EXERCISE
Exclude the pictures, then copy all remaining records exactly.

MATERIAL FOR THIS EXERCISE

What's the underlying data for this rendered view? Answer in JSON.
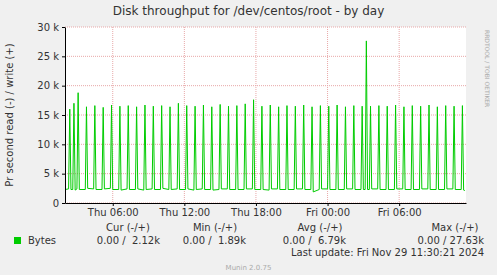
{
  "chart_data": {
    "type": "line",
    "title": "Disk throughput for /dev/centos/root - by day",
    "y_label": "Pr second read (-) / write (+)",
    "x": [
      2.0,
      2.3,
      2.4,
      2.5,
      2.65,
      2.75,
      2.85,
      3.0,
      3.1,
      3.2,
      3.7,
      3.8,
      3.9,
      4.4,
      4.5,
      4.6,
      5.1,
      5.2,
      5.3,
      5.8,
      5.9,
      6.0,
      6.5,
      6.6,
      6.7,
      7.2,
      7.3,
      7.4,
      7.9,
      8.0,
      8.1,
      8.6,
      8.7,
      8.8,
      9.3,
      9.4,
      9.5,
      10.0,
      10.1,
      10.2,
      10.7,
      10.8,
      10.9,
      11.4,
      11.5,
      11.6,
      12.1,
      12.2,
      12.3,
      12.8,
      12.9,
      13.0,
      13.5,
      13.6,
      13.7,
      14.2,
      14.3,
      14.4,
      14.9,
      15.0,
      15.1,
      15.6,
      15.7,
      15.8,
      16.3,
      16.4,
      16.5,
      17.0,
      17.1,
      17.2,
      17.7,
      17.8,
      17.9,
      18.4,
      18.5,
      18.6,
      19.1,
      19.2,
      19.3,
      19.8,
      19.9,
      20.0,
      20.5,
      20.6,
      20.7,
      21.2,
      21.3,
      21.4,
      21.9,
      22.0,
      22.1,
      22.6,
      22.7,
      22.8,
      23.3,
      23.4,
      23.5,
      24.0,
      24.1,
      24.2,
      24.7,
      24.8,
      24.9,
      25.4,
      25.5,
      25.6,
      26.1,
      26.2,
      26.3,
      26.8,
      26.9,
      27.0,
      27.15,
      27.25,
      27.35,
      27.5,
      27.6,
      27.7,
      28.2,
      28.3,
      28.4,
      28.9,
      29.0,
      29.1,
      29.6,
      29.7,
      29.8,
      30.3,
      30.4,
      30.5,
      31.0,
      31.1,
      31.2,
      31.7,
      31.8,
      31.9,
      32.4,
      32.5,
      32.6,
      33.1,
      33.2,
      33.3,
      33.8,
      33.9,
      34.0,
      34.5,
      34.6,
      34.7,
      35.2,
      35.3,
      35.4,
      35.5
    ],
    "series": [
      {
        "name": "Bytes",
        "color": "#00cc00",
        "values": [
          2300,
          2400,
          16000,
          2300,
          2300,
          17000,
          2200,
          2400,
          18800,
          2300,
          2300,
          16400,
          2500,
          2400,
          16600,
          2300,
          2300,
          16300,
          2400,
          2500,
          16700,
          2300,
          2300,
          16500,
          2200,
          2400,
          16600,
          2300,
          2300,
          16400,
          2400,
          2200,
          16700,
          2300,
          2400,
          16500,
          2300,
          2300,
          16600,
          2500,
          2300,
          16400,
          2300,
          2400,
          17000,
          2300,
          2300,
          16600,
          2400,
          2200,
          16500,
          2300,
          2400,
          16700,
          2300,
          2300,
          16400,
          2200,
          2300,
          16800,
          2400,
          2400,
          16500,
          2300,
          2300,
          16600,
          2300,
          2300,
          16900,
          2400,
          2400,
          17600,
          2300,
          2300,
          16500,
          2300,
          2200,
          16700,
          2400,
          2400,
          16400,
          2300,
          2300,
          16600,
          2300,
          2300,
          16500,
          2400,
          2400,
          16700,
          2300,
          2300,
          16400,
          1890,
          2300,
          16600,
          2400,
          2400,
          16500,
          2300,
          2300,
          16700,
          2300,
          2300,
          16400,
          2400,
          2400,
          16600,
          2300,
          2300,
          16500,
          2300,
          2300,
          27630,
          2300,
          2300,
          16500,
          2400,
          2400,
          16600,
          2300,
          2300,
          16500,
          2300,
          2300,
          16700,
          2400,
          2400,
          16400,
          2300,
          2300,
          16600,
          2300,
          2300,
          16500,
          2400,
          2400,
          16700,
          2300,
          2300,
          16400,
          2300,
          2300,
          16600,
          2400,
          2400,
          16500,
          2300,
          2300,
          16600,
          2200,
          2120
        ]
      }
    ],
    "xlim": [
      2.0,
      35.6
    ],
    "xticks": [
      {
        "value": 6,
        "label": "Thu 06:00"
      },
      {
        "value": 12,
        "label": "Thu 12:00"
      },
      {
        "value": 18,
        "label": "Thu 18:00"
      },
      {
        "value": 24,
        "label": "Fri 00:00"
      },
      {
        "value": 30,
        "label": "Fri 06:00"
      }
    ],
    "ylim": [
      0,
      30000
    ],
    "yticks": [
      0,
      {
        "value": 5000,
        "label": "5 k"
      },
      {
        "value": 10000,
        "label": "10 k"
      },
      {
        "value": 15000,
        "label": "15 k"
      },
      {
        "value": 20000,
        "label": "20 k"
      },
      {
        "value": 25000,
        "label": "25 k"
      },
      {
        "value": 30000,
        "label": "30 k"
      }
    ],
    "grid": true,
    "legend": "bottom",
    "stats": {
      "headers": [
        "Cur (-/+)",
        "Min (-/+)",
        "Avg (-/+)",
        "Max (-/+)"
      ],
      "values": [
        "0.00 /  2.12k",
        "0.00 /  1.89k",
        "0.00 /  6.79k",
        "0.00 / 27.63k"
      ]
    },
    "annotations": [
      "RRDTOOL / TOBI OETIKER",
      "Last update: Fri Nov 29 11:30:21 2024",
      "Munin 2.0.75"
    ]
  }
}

THE RESULT
What's the underlying data for this rendered view? Answer in JSON.
{
  "chart_data": {
    "type": "line",
    "title": "Disk throughput for /dev/centos/root - by day",
    "y_label": "Pr second read (-) / write (+)",
    "x": [
      2.0,
      2.3,
      2.4,
      2.5,
      2.65,
      2.75,
      2.85,
      3.0,
      3.1,
      3.2,
      3.7,
      3.8,
      3.9,
      4.4,
      4.5,
      4.6,
      5.1,
      5.2,
      5.3,
      5.8,
      5.9,
      6.0,
      6.5,
      6.6,
      6.7,
      7.2,
      7.3,
      7.4,
      7.9,
      8.0,
      8.1,
      8.6,
      8.7,
      8.8,
      9.3,
      9.4,
      9.5,
      10.0,
      10.1,
      10.2,
      10.7,
      10.8,
      10.9,
      11.4,
      11.5,
      11.6,
      12.1,
      12.2,
      12.3,
      12.8,
      12.9,
      13.0,
      13.5,
      13.6,
      13.7,
      14.2,
      14.3,
      14.4,
      14.9,
      15.0,
      15.1,
      15.6,
      15.7,
      15.8,
      16.3,
      16.4,
      16.5,
      17.0,
      17.1,
      17.2,
      17.7,
      17.8,
      17.9,
      18.4,
      18.5,
      18.6,
      19.1,
      19.2,
      19.3,
      19.8,
      19.9,
      20.0,
      20.5,
      20.6,
      20.7,
      21.2,
      21.3,
      21.4,
      21.9,
      22.0,
      22.1,
      22.6,
      22.7,
      22.8,
      23.3,
      23.4,
      23.5,
      24.0,
      24.1,
      24.2,
      24.7,
      24.8,
      24.9,
      25.4,
      25.5,
      25.6,
      26.1,
      26.2,
      26.3,
      26.8,
      26.9,
      27.0,
      27.15,
      27.25,
      27.35,
      27.5,
      27.6,
      27.7,
      28.2,
      28.3,
      28.4,
      28.9,
      29.0,
      29.1,
      29.6,
      29.7,
      29.8,
      30.3,
      30.4,
      30.5,
      31.0,
      31.1,
      31.2,
      31.7,
      31.8,
      31.9,
      32.4,
      32.5,
      32.6,
      33.1,
      33.2,
      33.3,
      33.8,
      33.9,
      34.0,
      34.5,
      34.6,
      34.7,
      35.2,
      35.3,
      35.4,
      35.5
    ],
    "series": [
      {
        "name": "Bytes",
        "color": "#00cc00",
        "values": [
          2300,
          2400,
          16000,
          2300,
          2300,
          17000,
          2200,
          2400,
          18800,
          2300,
          2300,
          16400,
          2500,
          2400,
          16600,
          2300,
          2300,
          16300,
          2400,
          2500,
          16700,
          2300,
          2300,
          16500,
          2200,
          2400,
          16600,
          2300,
          2300,
          16400,
          2400,
          2200,
          16700,
          2300,
          2400,
          16500,
          2300,
          2300,
          16600,
          2500,
          2300,
          16400,
          2300,
          2400,
          17000,
          2300,
          2300,
          16600,
          2400,
          2200,
          16500,
          2300,
          2400,
          16700,
          2300,
          2300,
          16400,
          2200,
          2300,
          16800,
          2400,
          2400,
          16500,
          2300,
          2300,
          16600,
          2300,
          2300,
          16900,
          2400,
          2400,
          17600,
          2300,
          2300,
          16500,
          2300,
          2200,
          16700,
          2400,
          2400,
          16400,
          2300,
          2300,
          16600,
          2300,
          2300,
          16500,
          2400,
          2400,
          16700,
          2300,
          2300,
          16400,
          1890,
          2300,
          16600,
          2400,
          2400,
          16500,
          2300,
          2300,
          16700,
          2300,
          2300,
          16400,
          2400,
          2400,
          16600,
          2300,
          2300,
          16500,
          2300,
          2300,
          27630,
          2300,
          2300,
          16500,
          2400,
          2400,
          16600,
          2300,
          2300,
          16500,
          2300,
          2300,
          16700,
          2400,
          2400,
          16400,
          2300,
          2300,
          16600,
          2300,
          2300,
          16500,
          2400,
          2400,
          16700,
          2300,
          2300,
          16400,
          2300,
          2300,
          16600,
          2400,
          2400,
          16500,
          2300,
          2300,
          16600,
          2200,
          2120
        ]
      }
    ],
    "xlim": [
      2.0,
      35.6
    ],
    "xticks": [
      {
        "value": 6,
        "label": "Thu 06:00"
      },
      {
        "value": 12,
        "label": "Thu 12:00"
      },
      {
        "value": 18,
        "label": "Thu 18:00"
      },
      {
        "value": 24,
        "label": "Fri 00:00"
      },
      {
        "value": 30,
        "label": "Fri 06:00"
      }
    ],
    "ylim": [
      0,
      30000
    ],
    "yticks": [
      0,
      {
        "value": 5000,
        "label": "5 k"
      },
      {
        "value": 10000,
        "label": "10 k"
      },
      {
        "value": 15000,
        "label": "15 k"
      },
      {
        "value": 20000,
        "label": "20 k"
      },
      {
        "value": 25000,
        "label": "25 k"
      },
      {
        "value": 30000,
        "label": "30 k"
      }
    ],
    "grid": true,
    "legend": "bottom",
    "stats": {
      "headers": [
        "Cur (-/+)",
        "Min (-/+)",
        "Avg (-/+)",
        "Max (-/+)"
      ],
      "values": [
        "0.00 /  2.12k",
        "0.00 /  1.89k",
        "0.00 /  6.79k",
        "0.00 / 27.63k"
      ]
    },
    "annotations": [
      "RRDTOOL / TOBI OETIKER",
      "Last update: Fri Nov 29 11:30:21 2024",
      "Munin 2.0.75"
    ]
  }
}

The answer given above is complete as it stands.